> _What to work on_
Lines from the one containing "What's the underlying" through the last line of the data are to be repeated word for word, both ends included.

Dataset listings of figures:
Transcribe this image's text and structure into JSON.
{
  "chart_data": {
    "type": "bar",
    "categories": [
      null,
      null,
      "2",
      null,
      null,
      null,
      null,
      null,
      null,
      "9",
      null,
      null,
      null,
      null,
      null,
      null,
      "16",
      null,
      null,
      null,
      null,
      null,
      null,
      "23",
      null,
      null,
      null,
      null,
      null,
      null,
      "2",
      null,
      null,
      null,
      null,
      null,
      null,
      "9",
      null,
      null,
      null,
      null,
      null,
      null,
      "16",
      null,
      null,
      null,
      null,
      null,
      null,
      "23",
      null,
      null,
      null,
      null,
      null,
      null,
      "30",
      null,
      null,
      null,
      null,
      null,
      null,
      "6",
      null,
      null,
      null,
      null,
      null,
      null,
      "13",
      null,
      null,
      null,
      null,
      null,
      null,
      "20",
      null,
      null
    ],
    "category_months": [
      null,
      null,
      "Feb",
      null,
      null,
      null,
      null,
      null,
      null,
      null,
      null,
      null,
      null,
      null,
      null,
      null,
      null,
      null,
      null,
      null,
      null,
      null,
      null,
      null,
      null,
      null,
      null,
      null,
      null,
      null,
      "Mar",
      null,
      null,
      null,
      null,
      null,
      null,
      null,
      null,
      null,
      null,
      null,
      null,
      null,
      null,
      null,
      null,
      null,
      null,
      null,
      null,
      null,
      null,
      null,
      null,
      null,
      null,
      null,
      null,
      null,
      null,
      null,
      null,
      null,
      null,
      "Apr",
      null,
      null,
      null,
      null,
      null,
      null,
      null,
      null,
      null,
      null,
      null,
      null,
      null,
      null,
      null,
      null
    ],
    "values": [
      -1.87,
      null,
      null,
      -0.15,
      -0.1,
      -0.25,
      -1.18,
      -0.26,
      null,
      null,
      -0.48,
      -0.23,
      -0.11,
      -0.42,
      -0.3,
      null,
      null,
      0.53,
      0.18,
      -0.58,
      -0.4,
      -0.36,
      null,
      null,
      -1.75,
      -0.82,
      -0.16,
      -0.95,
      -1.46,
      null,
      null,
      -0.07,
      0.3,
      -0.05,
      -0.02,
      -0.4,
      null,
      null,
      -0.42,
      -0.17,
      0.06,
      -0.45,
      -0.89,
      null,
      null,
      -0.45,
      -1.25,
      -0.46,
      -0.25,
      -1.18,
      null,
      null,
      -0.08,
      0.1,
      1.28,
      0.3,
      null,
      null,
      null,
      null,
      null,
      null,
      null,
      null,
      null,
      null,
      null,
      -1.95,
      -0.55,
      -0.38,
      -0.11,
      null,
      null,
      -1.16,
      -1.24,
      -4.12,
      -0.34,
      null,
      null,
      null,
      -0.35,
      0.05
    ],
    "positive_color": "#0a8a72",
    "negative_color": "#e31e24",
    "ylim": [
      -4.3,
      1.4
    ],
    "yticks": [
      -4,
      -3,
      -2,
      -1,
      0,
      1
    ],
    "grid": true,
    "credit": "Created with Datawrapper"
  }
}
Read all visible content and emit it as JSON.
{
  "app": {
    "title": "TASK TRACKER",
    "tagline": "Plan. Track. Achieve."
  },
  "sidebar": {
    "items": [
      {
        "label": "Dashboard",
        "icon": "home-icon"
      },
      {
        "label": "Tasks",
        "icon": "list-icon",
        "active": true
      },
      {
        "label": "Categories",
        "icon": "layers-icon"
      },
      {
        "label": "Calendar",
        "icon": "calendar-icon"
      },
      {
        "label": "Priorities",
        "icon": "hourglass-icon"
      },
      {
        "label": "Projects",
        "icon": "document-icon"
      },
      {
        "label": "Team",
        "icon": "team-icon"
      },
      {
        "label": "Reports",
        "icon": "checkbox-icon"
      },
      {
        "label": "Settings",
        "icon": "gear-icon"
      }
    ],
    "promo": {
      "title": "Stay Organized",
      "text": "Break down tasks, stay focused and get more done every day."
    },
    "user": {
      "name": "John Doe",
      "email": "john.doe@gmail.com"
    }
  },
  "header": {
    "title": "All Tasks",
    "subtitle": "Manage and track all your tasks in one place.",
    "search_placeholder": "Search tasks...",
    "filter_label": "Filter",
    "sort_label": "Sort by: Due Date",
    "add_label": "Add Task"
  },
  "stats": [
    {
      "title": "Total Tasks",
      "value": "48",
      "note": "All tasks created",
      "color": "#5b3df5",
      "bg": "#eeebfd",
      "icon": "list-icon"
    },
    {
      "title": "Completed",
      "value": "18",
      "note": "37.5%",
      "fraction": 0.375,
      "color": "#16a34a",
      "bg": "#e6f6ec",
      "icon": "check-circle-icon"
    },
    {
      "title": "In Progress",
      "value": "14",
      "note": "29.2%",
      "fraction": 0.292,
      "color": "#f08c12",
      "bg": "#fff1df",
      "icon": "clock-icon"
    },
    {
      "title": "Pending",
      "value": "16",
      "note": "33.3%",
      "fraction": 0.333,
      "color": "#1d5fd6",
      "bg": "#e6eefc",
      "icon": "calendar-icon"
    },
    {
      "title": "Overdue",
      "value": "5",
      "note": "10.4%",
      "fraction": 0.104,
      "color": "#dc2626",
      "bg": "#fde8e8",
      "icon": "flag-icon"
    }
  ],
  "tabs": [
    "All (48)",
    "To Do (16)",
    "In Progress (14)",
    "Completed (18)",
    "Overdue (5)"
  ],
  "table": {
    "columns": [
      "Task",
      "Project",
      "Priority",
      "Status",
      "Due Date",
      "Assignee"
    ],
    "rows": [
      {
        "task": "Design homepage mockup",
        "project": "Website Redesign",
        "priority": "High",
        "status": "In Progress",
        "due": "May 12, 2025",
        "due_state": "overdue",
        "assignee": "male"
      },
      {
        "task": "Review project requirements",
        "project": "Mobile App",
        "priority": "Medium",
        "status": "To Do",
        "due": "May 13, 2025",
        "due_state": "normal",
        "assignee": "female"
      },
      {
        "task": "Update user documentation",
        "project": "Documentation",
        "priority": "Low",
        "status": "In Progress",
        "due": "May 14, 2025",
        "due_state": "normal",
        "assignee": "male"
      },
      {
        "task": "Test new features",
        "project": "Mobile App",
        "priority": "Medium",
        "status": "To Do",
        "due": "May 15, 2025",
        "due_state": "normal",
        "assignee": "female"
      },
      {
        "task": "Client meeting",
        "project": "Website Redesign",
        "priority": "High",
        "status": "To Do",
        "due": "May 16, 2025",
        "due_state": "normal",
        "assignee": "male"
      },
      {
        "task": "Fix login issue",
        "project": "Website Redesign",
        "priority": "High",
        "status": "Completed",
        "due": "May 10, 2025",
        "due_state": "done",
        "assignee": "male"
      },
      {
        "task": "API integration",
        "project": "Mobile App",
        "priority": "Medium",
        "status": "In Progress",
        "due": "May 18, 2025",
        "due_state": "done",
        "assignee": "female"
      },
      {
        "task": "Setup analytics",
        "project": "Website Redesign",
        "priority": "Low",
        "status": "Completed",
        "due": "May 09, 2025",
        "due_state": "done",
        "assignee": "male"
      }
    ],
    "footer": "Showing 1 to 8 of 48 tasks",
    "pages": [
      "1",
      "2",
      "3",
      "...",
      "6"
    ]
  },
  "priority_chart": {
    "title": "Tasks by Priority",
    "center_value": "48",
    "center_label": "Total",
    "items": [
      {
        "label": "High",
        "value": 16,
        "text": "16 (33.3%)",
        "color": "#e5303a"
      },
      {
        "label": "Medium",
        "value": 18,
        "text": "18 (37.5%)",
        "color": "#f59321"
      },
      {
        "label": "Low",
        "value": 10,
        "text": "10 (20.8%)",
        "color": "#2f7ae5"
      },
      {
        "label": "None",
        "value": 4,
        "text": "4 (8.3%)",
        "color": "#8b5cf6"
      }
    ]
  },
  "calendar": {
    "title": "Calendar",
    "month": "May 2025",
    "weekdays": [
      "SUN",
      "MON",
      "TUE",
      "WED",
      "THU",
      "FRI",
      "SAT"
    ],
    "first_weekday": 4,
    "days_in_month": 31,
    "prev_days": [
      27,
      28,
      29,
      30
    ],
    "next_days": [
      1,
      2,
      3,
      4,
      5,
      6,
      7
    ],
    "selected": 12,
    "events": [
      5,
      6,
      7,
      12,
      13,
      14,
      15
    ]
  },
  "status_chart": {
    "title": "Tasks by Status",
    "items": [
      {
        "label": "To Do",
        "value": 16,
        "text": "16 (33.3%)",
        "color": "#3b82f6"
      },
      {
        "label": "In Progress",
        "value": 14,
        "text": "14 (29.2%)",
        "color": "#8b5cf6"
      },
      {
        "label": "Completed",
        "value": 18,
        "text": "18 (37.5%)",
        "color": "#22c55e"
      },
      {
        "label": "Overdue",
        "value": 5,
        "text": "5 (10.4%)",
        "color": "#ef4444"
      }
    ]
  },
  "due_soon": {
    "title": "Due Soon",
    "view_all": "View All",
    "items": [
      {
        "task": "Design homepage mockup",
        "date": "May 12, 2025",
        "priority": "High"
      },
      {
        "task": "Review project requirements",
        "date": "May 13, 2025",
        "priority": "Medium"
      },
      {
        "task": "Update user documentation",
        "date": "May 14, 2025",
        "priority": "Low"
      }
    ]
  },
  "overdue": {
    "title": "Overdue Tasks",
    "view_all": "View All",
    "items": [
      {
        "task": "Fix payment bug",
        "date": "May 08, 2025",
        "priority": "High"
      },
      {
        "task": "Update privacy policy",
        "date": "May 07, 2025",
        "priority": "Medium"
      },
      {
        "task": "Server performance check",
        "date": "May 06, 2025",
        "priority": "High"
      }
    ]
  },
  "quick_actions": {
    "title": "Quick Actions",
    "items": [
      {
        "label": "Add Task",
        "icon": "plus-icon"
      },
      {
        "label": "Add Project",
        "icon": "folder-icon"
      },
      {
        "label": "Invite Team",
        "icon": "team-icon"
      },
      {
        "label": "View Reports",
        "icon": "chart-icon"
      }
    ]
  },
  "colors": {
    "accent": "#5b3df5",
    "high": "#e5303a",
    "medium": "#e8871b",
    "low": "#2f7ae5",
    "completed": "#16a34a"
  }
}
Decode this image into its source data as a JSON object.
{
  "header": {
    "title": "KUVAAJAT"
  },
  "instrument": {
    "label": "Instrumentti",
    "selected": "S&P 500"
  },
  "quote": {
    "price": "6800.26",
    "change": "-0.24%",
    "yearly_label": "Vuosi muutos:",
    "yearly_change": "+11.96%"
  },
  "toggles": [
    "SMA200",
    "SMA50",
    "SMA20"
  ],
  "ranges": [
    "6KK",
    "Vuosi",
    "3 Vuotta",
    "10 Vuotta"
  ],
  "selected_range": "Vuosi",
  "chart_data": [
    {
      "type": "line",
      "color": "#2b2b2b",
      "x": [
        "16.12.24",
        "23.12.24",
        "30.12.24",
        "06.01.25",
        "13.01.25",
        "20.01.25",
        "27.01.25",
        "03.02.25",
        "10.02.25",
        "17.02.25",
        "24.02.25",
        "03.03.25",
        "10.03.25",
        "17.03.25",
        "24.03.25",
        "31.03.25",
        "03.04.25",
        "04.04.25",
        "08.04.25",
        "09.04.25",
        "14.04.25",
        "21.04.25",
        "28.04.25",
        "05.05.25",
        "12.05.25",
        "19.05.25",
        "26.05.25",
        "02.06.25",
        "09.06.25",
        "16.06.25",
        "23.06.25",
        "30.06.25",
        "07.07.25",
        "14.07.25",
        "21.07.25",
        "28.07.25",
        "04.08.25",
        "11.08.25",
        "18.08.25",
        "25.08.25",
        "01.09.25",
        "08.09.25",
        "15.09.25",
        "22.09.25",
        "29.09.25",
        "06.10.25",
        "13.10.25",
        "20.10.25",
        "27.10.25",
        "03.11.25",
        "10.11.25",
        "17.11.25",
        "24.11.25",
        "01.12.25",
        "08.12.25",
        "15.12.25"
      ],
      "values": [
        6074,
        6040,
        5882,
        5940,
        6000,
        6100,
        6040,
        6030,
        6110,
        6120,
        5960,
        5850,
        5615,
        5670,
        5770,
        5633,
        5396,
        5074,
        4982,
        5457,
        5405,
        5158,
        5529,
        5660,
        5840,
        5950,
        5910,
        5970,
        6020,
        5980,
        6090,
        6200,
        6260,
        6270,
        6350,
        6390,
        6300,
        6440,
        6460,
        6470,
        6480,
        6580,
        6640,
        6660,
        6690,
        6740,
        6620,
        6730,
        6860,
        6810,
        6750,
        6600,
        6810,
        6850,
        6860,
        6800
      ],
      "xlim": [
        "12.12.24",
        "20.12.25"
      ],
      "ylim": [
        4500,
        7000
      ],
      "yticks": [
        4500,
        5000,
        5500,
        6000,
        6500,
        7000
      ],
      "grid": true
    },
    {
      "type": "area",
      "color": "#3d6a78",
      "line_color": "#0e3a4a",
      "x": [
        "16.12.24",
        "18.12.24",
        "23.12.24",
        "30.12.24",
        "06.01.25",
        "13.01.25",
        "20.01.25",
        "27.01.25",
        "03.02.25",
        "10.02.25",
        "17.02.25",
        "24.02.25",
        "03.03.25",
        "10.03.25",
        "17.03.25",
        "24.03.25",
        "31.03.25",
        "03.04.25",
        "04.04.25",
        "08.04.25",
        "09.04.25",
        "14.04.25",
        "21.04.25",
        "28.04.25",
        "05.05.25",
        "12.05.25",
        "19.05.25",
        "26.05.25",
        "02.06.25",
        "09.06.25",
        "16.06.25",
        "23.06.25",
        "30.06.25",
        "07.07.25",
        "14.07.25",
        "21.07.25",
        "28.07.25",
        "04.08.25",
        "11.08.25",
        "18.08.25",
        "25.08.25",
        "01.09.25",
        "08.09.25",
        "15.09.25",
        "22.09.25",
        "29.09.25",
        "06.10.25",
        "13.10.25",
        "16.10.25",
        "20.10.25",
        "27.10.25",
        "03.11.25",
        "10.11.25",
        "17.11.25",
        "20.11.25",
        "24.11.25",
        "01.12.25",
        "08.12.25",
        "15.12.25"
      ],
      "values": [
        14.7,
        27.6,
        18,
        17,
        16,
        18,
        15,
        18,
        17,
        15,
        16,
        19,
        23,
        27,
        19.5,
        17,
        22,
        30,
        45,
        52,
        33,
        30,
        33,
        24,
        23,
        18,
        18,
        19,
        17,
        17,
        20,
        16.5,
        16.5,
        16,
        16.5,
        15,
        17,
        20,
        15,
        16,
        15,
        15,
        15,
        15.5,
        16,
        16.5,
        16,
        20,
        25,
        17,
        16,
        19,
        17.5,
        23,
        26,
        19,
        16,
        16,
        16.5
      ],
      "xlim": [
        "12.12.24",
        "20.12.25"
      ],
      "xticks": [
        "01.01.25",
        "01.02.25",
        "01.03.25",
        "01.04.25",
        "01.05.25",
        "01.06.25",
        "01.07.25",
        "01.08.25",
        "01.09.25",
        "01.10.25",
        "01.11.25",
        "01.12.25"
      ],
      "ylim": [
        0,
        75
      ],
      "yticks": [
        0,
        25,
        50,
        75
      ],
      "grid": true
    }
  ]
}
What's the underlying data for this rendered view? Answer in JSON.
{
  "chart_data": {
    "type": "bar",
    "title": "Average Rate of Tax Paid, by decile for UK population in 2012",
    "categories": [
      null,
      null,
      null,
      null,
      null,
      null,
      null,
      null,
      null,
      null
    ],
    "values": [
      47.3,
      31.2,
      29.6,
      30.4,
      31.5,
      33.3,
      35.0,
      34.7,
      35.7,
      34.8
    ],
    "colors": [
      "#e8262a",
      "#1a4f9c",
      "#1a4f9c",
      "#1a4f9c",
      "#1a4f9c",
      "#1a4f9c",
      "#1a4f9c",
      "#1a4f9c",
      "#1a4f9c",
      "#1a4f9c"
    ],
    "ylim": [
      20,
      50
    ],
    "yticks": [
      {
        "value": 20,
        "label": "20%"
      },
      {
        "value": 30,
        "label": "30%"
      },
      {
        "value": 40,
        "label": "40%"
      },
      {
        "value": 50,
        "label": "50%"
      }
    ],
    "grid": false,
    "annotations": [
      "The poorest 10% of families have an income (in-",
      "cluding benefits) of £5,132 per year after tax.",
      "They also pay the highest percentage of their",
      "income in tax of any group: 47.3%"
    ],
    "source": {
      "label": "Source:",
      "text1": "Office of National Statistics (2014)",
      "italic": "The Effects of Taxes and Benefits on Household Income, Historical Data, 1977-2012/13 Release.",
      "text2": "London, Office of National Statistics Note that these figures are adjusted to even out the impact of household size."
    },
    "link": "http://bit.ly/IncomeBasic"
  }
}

> _Worked solution_
What's the underlying data for this rendered view? Answer in JSON.
{
  "chart_data": {
    "type": "bar",
    "title": "Average Rate of Tax Paid, by decile for UK population in 2012",
    "categories": [
      null,
      null,
      null,
      null,
      null,
      null,
      null,
      null,
      null,
      null
    ],
    "values": [
      47.3,
      31.2,
      29.6,
      30.4,
      31.5,
      33.3,
      35.0,
      34.7,
      35.7,
      34.8
    ],
    "colors": [
      "#e8262a",
      "#1a4f9c",
      "#1a4f9c",
      "#1a4f9c",
      "#1a4f9c",
      "#1a4f9c",
      "#1a4f9c",
      "#1a4f9c",
      "#1a4f9c",
      "#1a4f9c"
    ],
    "ylim": [
      20,
      50
    ],
    "yticks": [
      {
        "value": 20,
        "label": "20%"
      },
      {
        "value": 30,
        "label": "30%"
      },
      {
        "value": 40,
        "label": "40%"
      },
      {
        "value": 50,
        "label": "50%"
      }
    ],
    "grid": false,
    "annotations": [
      "The poorest 10% of families have an income (in-",
      "cluding benefits) of £5,132 per year after tax.",
      "They also pay the highest percentage of their",
      "income in tax of any group: 47.3%"
    ],
    "source": {
      "label": "Source:",
      "text1": "Office of National Statistics (2014)",
      "italic": "The Effects of Taxes and Benefits on Household Income, Historical Data, 1977-2012/13 Release.",
      "text2": "London, Office of National Statistics Note that these figures are adjusted to even out the impact of household size."
    },
    "link": "http://bit.ly/IncomeBasic"
  }
}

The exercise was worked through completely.